## What the exercise asks
Pull out every line of the listing below where "circle" appears.
═══
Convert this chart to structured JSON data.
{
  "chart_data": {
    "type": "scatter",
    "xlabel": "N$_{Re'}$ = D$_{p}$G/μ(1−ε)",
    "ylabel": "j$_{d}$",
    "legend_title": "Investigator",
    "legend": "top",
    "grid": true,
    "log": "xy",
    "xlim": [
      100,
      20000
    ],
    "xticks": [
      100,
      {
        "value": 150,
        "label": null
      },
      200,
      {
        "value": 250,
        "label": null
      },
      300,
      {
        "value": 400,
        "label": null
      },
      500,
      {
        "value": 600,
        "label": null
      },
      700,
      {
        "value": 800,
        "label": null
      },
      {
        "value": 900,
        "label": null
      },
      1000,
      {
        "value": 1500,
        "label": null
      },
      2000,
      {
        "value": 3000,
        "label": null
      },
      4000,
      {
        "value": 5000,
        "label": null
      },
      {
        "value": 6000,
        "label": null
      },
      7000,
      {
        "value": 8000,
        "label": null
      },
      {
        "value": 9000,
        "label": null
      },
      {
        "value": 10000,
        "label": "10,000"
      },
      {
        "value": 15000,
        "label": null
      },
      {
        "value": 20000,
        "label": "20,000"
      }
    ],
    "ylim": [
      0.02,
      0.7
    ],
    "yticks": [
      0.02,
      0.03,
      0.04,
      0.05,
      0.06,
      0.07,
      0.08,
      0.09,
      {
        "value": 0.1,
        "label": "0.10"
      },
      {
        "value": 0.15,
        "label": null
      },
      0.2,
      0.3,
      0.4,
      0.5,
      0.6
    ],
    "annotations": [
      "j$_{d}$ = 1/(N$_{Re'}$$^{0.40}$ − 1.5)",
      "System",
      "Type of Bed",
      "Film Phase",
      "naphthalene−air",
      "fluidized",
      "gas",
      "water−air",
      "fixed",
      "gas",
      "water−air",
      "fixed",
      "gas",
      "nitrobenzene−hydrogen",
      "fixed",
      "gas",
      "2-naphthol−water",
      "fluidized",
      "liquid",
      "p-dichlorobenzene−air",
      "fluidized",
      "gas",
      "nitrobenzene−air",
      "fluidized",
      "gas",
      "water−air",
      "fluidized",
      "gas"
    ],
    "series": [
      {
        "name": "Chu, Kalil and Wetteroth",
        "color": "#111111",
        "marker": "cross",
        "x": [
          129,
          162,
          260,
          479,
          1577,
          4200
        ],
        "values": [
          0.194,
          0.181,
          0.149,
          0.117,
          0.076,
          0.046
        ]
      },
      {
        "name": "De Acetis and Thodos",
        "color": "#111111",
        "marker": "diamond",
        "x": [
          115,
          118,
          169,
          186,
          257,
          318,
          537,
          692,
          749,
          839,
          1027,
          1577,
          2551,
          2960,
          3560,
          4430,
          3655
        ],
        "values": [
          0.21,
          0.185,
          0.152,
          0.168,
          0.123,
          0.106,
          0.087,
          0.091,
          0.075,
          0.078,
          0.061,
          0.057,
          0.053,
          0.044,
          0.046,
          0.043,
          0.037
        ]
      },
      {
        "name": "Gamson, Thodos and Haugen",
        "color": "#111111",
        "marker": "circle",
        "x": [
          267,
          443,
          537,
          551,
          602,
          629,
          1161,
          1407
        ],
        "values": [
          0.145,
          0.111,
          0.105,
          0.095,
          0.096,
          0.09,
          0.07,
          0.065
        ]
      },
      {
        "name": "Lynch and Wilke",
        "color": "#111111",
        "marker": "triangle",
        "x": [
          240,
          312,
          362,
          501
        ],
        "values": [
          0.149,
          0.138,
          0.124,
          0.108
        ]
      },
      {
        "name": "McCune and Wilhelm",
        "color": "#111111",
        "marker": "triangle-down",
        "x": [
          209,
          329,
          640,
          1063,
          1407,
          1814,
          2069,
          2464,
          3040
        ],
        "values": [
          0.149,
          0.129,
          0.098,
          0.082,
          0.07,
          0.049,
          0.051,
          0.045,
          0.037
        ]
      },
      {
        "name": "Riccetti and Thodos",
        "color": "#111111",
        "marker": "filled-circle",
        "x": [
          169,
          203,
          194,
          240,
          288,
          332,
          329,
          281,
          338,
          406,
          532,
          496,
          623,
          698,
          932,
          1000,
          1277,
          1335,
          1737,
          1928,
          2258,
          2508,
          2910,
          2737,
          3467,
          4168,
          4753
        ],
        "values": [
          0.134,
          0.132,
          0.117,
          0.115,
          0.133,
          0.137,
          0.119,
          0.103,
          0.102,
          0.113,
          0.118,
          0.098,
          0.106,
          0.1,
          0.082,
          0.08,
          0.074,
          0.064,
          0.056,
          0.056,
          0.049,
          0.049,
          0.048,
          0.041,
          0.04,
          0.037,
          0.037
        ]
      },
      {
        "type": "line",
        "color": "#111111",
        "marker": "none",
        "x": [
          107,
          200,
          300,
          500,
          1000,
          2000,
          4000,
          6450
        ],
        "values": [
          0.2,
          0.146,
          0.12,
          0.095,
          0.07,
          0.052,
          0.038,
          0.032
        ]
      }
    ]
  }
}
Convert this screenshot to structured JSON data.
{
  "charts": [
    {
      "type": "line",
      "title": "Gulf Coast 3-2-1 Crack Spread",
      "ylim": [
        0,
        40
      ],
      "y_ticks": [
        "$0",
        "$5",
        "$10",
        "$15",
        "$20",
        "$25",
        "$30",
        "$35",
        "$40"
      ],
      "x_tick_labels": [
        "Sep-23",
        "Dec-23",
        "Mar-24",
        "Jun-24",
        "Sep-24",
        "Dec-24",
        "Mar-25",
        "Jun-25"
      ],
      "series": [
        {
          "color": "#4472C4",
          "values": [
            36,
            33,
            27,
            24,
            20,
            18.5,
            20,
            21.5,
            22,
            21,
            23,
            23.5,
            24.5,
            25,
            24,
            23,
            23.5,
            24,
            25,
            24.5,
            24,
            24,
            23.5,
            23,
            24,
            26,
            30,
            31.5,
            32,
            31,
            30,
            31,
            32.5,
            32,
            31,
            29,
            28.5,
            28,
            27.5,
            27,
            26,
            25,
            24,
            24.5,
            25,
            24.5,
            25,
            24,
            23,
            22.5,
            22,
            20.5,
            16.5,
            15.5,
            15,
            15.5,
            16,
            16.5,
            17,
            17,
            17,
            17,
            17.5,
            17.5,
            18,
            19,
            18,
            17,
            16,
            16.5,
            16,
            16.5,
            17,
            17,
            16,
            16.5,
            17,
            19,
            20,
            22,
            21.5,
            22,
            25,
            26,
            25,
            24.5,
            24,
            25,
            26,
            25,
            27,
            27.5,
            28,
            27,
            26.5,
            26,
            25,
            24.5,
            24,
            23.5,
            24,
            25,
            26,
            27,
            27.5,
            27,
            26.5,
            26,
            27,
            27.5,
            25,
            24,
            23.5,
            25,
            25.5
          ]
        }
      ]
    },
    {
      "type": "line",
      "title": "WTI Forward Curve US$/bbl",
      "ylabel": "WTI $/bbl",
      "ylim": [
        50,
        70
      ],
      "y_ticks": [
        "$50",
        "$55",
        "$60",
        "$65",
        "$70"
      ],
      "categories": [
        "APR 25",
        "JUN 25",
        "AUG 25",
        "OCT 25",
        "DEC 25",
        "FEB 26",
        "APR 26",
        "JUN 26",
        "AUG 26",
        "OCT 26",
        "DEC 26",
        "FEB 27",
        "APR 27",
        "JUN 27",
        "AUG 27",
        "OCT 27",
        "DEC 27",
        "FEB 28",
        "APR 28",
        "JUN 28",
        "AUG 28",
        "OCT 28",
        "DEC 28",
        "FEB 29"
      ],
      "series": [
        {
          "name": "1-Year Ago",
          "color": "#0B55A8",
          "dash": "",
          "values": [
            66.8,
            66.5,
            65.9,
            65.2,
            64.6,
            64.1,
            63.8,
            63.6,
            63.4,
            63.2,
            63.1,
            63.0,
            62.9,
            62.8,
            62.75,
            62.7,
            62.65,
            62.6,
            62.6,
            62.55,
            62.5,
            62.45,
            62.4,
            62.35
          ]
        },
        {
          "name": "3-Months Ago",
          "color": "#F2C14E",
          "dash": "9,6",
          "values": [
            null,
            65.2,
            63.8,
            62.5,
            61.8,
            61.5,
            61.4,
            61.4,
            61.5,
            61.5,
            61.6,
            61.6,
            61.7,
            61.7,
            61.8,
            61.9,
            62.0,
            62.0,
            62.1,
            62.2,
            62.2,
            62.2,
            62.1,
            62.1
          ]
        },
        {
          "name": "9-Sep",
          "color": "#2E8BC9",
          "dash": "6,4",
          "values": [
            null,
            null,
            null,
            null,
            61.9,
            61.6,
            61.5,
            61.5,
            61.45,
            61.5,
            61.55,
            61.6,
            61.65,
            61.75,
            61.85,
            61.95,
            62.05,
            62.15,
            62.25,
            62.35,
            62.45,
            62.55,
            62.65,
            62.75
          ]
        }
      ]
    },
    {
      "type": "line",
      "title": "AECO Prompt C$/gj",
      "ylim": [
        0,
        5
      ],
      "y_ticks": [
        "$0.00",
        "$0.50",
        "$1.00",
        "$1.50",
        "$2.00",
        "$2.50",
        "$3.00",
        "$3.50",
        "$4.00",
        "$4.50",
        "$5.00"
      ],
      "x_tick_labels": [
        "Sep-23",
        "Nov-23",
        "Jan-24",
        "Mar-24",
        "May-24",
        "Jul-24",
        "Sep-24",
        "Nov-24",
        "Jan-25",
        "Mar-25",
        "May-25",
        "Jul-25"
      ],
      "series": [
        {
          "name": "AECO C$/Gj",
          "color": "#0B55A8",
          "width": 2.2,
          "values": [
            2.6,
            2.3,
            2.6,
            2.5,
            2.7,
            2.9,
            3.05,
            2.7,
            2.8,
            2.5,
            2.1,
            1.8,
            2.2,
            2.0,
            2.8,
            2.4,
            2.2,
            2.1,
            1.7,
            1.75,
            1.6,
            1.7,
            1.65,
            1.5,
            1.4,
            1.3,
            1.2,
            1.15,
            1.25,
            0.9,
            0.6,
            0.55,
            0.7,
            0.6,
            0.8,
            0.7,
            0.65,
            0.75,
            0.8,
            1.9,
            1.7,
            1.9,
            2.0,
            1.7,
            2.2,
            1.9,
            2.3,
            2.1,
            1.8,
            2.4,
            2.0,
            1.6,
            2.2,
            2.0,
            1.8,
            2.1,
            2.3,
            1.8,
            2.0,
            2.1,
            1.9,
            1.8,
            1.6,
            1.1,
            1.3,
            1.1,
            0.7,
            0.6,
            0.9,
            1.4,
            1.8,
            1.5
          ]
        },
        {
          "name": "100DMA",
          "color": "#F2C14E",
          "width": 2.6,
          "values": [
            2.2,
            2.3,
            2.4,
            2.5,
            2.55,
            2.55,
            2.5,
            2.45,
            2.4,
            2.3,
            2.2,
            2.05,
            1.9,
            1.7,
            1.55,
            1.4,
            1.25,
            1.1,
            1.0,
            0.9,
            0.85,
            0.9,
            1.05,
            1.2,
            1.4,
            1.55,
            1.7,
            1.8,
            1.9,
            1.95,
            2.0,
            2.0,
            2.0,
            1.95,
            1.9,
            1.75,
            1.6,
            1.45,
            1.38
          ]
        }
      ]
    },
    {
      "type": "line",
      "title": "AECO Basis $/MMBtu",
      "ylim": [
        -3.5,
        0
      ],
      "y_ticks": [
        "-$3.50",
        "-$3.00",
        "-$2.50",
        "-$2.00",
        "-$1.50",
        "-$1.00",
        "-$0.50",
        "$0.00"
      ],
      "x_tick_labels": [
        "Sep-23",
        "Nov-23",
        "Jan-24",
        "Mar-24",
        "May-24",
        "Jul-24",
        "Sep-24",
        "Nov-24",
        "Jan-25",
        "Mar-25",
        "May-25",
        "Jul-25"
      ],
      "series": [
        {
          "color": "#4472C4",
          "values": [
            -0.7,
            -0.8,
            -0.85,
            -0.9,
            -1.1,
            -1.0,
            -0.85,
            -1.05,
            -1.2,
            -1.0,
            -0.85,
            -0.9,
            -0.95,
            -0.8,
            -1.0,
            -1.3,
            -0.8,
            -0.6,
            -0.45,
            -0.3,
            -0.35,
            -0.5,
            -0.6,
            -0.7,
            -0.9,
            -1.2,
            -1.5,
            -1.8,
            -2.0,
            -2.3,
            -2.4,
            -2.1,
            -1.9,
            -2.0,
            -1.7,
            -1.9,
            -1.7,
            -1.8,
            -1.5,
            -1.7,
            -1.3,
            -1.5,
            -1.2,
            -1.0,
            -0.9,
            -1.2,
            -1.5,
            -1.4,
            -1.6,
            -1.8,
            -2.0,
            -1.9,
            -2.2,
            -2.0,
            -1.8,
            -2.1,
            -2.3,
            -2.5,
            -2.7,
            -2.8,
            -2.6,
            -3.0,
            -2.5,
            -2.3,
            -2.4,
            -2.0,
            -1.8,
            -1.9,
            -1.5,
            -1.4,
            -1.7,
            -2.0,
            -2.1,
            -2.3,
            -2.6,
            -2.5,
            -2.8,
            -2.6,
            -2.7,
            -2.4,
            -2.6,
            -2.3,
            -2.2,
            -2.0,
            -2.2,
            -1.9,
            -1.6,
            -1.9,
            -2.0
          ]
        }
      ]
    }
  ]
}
═══
## Task result
        "marker": "circle",
        "marker": "filled-circle",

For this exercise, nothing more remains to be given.